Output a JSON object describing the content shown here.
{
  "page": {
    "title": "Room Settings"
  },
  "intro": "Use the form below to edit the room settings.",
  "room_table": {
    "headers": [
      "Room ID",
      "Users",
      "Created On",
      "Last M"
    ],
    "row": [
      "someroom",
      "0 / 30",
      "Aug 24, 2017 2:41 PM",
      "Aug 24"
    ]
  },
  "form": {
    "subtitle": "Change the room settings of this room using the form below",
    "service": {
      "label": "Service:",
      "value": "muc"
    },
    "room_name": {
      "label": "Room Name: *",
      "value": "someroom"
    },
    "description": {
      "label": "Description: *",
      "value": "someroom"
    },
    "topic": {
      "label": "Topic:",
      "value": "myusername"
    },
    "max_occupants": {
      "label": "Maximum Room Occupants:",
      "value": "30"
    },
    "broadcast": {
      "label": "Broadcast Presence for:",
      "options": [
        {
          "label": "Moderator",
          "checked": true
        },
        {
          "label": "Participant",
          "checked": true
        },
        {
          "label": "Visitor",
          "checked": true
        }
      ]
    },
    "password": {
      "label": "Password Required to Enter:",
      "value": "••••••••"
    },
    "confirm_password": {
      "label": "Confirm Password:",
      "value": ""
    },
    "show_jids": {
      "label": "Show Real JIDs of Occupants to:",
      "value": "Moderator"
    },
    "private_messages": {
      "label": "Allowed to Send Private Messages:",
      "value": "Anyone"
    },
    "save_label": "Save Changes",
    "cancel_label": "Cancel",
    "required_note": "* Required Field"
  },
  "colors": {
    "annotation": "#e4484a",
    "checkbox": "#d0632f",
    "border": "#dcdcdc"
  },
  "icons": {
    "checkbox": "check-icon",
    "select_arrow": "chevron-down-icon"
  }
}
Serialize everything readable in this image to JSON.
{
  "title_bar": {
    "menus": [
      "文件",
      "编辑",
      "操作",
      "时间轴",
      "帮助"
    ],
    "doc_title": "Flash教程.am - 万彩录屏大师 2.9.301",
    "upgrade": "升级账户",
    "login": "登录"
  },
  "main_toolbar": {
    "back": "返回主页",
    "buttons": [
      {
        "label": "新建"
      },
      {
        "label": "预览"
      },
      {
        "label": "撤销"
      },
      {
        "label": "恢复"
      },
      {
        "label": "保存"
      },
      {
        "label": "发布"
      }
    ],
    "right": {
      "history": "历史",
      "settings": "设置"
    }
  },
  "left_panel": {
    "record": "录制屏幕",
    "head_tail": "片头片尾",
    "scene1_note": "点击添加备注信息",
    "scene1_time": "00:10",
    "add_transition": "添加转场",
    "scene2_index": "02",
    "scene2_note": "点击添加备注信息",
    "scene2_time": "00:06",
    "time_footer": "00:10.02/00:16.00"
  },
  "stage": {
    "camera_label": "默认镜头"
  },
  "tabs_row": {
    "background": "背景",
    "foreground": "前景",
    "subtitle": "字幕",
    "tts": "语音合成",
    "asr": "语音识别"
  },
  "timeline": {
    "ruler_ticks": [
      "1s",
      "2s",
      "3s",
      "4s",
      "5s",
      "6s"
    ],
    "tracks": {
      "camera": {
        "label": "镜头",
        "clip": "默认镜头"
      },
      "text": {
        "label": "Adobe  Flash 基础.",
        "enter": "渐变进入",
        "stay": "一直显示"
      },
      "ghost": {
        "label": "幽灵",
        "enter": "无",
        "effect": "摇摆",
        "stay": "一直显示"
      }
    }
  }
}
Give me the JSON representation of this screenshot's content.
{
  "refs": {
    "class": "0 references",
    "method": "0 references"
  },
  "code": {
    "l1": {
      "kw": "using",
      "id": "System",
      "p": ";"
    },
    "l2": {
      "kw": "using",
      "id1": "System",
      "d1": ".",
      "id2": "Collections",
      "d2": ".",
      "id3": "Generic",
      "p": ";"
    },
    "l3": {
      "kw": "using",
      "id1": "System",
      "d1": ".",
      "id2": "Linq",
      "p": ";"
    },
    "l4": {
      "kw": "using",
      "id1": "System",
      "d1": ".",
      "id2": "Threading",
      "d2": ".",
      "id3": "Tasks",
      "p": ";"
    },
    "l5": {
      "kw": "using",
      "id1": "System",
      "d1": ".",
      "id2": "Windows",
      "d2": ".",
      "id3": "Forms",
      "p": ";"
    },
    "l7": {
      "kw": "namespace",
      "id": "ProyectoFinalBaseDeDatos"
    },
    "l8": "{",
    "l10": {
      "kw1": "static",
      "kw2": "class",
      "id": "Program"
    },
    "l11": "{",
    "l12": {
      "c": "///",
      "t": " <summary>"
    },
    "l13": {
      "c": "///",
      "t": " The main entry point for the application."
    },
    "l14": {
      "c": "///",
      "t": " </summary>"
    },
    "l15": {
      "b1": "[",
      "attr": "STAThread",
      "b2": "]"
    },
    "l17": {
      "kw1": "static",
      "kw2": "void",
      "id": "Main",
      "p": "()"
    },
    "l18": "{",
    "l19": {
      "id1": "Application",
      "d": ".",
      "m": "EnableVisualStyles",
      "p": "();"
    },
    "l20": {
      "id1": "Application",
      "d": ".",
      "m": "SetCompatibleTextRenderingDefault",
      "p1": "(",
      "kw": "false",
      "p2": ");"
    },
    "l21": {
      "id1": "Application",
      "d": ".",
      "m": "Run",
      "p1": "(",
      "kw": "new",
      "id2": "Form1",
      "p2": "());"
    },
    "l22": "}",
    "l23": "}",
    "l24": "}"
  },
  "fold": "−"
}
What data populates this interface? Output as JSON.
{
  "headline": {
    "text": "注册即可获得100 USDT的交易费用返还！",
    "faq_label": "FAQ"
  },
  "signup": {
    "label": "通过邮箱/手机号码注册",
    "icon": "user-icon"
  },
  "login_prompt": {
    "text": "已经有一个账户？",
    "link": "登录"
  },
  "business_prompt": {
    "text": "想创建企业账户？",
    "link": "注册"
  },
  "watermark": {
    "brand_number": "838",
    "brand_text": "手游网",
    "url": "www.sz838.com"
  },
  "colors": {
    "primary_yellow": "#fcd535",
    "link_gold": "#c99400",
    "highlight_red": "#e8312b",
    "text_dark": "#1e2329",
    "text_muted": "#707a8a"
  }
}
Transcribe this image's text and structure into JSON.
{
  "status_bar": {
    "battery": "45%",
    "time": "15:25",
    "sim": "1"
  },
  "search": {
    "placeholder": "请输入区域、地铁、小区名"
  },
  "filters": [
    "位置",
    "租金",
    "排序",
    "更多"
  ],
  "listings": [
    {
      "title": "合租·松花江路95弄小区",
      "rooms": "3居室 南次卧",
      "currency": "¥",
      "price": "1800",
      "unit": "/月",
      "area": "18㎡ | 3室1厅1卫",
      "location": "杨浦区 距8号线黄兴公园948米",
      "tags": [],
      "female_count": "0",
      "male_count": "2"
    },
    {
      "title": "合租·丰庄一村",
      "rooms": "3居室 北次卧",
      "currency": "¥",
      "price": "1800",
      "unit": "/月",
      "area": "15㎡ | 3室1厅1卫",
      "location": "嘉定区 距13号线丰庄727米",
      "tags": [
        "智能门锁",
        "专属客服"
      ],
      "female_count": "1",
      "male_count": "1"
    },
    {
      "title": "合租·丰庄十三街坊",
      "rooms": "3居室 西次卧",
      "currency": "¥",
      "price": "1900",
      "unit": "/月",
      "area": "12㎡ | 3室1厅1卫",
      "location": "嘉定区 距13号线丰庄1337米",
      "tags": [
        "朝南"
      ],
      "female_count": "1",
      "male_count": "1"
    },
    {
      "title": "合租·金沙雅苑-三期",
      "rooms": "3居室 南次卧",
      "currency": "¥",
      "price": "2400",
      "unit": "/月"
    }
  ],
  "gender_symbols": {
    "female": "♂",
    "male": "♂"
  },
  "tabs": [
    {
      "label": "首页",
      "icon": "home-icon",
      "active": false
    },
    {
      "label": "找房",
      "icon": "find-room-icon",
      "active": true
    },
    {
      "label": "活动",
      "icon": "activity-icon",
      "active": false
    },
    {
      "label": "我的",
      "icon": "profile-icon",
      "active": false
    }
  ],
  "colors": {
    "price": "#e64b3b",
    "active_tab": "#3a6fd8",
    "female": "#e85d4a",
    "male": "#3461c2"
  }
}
+ + +
Task goal — Lines containing the string "checkbox" are to be selected and copied.

Solution to this exercise —
    "checkbox": "#d0632f",
    "checkbox": "check-icon",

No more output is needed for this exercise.